** BEGIN **

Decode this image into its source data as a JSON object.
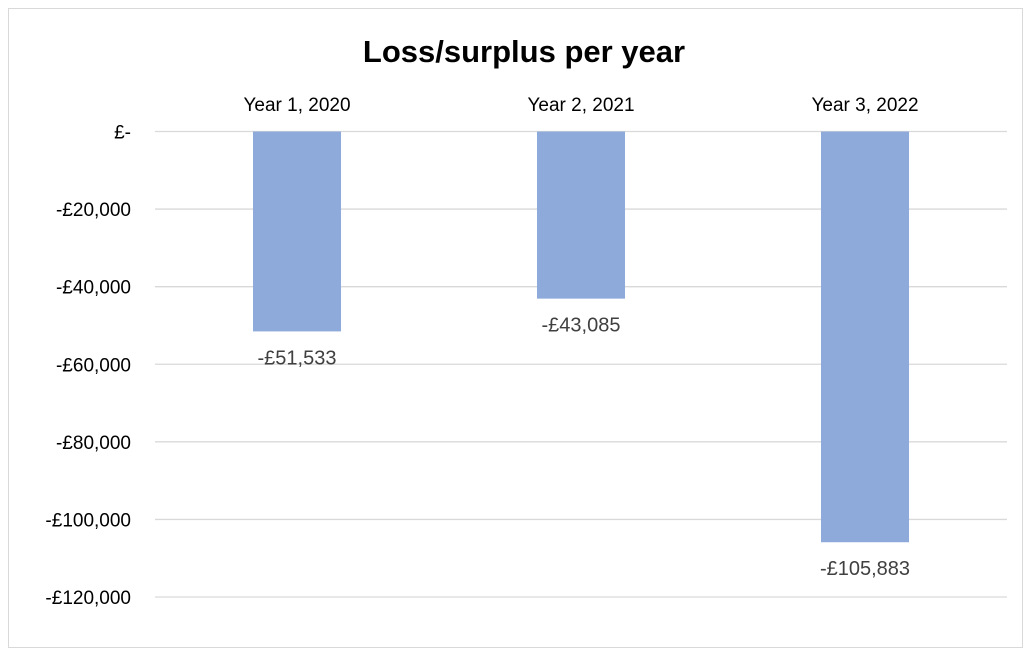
{
  "chart_data": {
    "type": "bar",
    "title": "Loss/surplus per year",
    "categories": [
      "Year 1, 2020",
      "Year 2, 2021",
      "Year 3, 2022"
    ],
    "values": [
      -51533,
      -43085,
      -105883
    ],
    "data_labels": [
      "-£51,533",
      "-£43,085",
      "-£105,883"
    ],
    "ylim": [
      -120000,
      0
    ],
    "yticks": [
      0,
      -20000,
      -40000,
      -60000,
      -80000,
      -100000,
      -120000
    ],
    "ytick_labels": [
      "£-",
      "-£20,000",
      "-£40,000",
      "-£60,000",
      "-£80,000",
      "-£100,000",
      "-£120,000"
    ],
    "category_axis_position": "top",
    "grid": true,
    "bar_color": "#8eaadb"
  }
}
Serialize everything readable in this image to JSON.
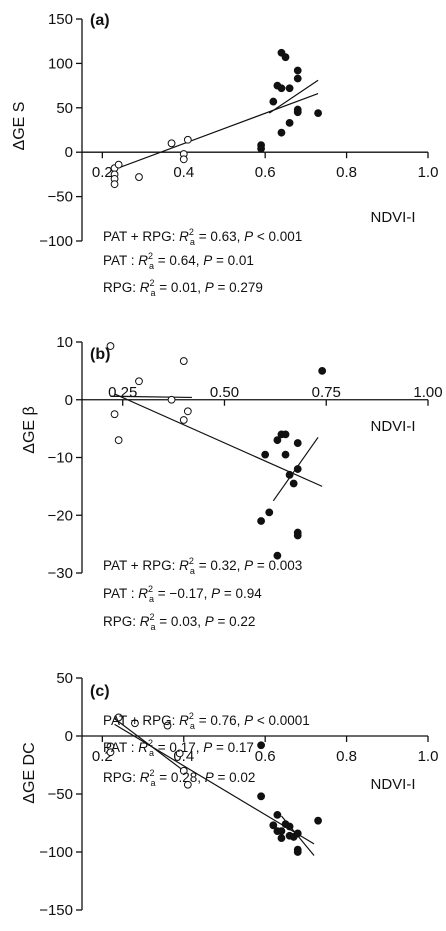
{
  "chart_data": [
    {
      "type": "scatter",
      "panel_label": "(a)",
      "ylabel": "ΔGE S",
      "xlabel": "NDVI-I",
      "x_ticks": [
        "0.2",
        "0.4",
        "0.6",
        "0.8",
        "1.0"
      ],
      "x_tick_values": [
        0.2,
        0.4,
        0.6,
        0.8,
        1.0
      ],
      "y_ticks": [
        "150",
        "100",
        "50",
        "0",
        "−50",
        "−100"
      ],
      "y_tick_values": [
        150,
        100,
        50,
        0,
        -50,
        -100
      ],
      "xlim": [
        0.15,
        1.0
      ],
      "ylim": [
        -100,
        150
      ],
      "series": [
        {
          "name": "PAT",
          "marker": "open-circle",
          "points": [
            [
              0.23,
              -18
            ],
            [
              0.24,
              -14
            ],
            [
              0.23,
              -25
            ],
            [
              0.23,
              -30
            ],
            [
              0.23,
              -36
            ],
            [
              0.29,
              -28
            ],
            [
              0.37,
              10
            ],
            [
              0.41,
              14
            ],
            [
              0.4,
              -2
            ],
            [
              0.4,
              -8
            ]
          ]
        },
        {
          "name": "RPG",
          "marker": "filled-circle",
          "points": [
            [
              0.64,
              112
            ],
            [
              0.65,
              107
            ],
            [
              0.68,
              92
            ],
            [
              0.68,
              83
            ],
            [
              0.63,
              75
            ],
            [
              0.64,
              72
            ],
            [
              0.66,
              72
            ],
            [
              0.62,
              57
            ],
            [
              0.68,
              45
            ],
            [
              0.68,
              48
            ],
            [
              0.73,
              44
            ],
            [
              0.66,
              33
            ],
            [
              0.64,
              22
            ],
            [
              0.59,
              8
            ],
            [
              0.59,
              4
            ]
          ]
        }
      ],
      "fits": [
        {
          "x": [
            0.22,
            0.73
          ],
          "y": [
            -21,
            66
          ]
        },
        {
          "x": [
            0.61,
            0.73
          ],
          "y": [
            44,
            81
          ]
        }
      ],
      "stats": [
        {
          "prefix": "PAT + RPG: ",
          "r": "R",
          "sup": "2",
          "sub": "a",
          "rest": " = 0.63, ",
          "p": "P",
          "tail": " < 0.001"
        },
        {
          "prefix": "PAT : ",
          "r": "R",
          "sup": "2",
          "sub": "a",
          "rest": " = 0.64, ",
          "p": "P",
          "tail": " = 0.01"
        },
        {
          "prefix": "RPG: ",
          "r": "R",
          "sup": "2",
          "sub": "a",
          "rest": " = 0.01, ",
          "p": "P",
          "tail": " = 0.279"
        }
      ]
    },
    {
      "type": "scatter",
      "panel_label": "(b)",
      "ylabel": "ΔGE β",
      "xlabel": "NDVI-I",
      "x_ticks": [
        "0.25",
        "0.50",
        "0.75",
        "1.00"
      ],
      "x_tick_values": [
        0.25,
        0.5,
        0.75,
        1.0
      ],
      "y_ticks": [
        "10",
        "0",
        "−10",
        "−20",
        "−30"
      ],
      "y_tick_values": [
        10,
        0,
        -10,
        -20,
        -30
      ],
      "xlim": [
        0.15,
        1.0
      ],
      "ylim": [
        -30,
        10
      ],
      "series": [
        {
          "name": "PAT",
          "marker": "open-circle",
          "points": [
            [
              0.22,
              9.3
            ],
            [
              0.29,
              3.2
            ],
            [
              0.4,
              6.7
            ],
            [
              0.37,
              0
            ],
            [
              0.23,
              -2.5
            ],
            [
              0.24,
              -7
            ],
            [
              0.4,
              -3.5
            ],
            [
              0.41,
              -2
            ]
          ]
        },
        {
          "name": "RPG",
          "marker": "filled-circle",
          "points": [
            [
              0.74,
              5
            ],
            [
              0.64,
              -6
            ],
            [
              0.65,
              -6
            ],
            [
              0.63,
              -7
            ],
            [
              0.68,
              -7.5
            ],
            [
              0.6,
              -9.5
            ],
            [
              0.65,
              -9.5
            ],
            [
              0.66,
              -13
            ],
            [
              0.68,
              -12
            ],
            [
              0.67,
              -14.5
            ],
            [
              0.61,
              -19.5
            ],
            [
              0.68,
              -23
            ],
            [
              0.68,
              -23.5
            ],
            [
              0.59,
              -21
            ],
            [
              0.63,
              -27
            ]
          ]
        }
      ],
      "fits": [
        {
          "x": [
            0.23,
            0.74
          ],
          "y": [
            1,
            -15
          ]
        },
        {
          "x": [
            0.22,
            0.42
          ],
          "y": [
            0.6,
            0.4
          ]
        },
        {
          "x": [
            0.62,
            0.73
          ],
          "y": [
            -17.5,
            -6.5
          ]
        }
      ],
      "stats": [
        {
          "prefix": "PAT + RPG: ",
          "r": "R",
          "sup": "2",
          "sub": "a",
          "rest": " = 0.32, ",
          "p": "P",
          "tail": " = 0.003"
        },
        {
          "prefix": "PAT : ",
          "r": "R",
          "sup": "2",
          "sub": "a",
          "rest": " = −0.17, ",
          "p": "P",
          "tail": " = 0.94"
        },
        {
          "prefix": "RPG: ",
          "r": "R",
          "sup": "2",
          "sub": "a",
          "rest": " = 0.03, ",
          "p": "P",
          "tail": " = 0.22"
        }
      ]
    },
    {
      "type": "scatter",
      "panel_label": "(c)",
      "ylabel": "ΔGE DC",
      "xlabel": "NDVI-I",
      "x_ticks": [
        "0.2",
        "0.4",
        "0.6",
        "0.8",
        "1.0"
      ],
      "x_tick_values": [
        0.2,
        0.4,
        0.6,
        0.8,
        1.0
      ],
      "y_ticks": [
        "50",
        "0",
        "−50",
        "−100",
        "−150"
      ],
      "y_tick_values": [
        50,
        0,
        -50,
        -100,
        -150
      ],
      "xlim": [
        0.15,
        1.0
      ],
      "ylim": [
        -150,
        50
      ],
      "series": [
        {
          "name": "PAT",
          "marker": "open-circle",
          "points": [
            [
              0.24,
              16
            ],
            [
              0.28,
              11
            ],
            [
              0.36,
              9
            ],
            [
              0.22,
              -9
            ],
            [
              0.22,
              -14
            ],
            [
              0.39,
              -15
            ],
            [
              0.4,
              -30
            ],
            [
              0.41,
              -42
            ]
          ]
        },
        {
          "name": "RPG",
          "marker": "filled-circle",
          "points": [
            [
              0.59,
              -8
            ],
            [
              0.59,
              -52
            ],
            [
              0.63,
              -68
            ],
            [
              0.62,
              -77
            ],
            [
              0.63,
              -82
            ],
            [
              0.64,
              -82
            ],
            [
              0.65,
              -76
            ],
            [
              0.66,
              -78
            ],
            [
              0.66,
              -86
            ],
            [
              0.68,
              -84
            ],
            [
              0.67,
              -87
            ],
            [
              0.73,
              -73
            ],
            [
              0.68,
              -98
            ],
            [
              0.68,
              -100
            ],
            [
              0.64,
              -88
            ]
          ]
        }
      ],
      "fits": [
        {
          "x": [
            0.23,
            0.72
          ],
          "y": [
            10,
            -93
          ]
        },
        {
          "x": [
            0.23,
            0.4
          ],
          "y": [
            15,
            -30
          ]
        },
        {
          "x": [
            0.64,
            0.72
          ],
          "y": [
            -69,
            -103
          ]
        }
      ],
      "stats": [
        {
          "prefix": "PAT + RPG: ",
          "r": "R",
          "sup": "2",
          "sub": "a",
          "rest": " = 0.76, ",
          "p": "P",
          "tail": " < 0.0001"
        },
        {
          "prefix": "PAT : ",
          "r": "R",
          "sup": "2",
          "sub": "a",
          "rest": " = 0.17, ",
          "p": "P",
          "tail": " = 0.17"
        },
        {
          "prefix": "RPG: ",
          "r": "R",
          "sup": "2",
          "sub": "a",
          "rest": " = 0.28, ",
          "p": "P",
          "tail": " = 0.02"
        }
      ]
    }
  ]
}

** END **

*Task directions*.
In the material above, find each line that contains the word "rest", and select it.

*In response*.
          "rest": " = 0.63, ",
          "rest": " = 0.64, ",
          "rest": " = 0.01, ",
          "rest": " = 0.32, ",
          "rest": " = −0.17, ",
          "rest": " = 0.03, ",
          "rest": " = 0.76, ",
          "rest": " = 0.17, ",
          "rest": " = 0.28, ",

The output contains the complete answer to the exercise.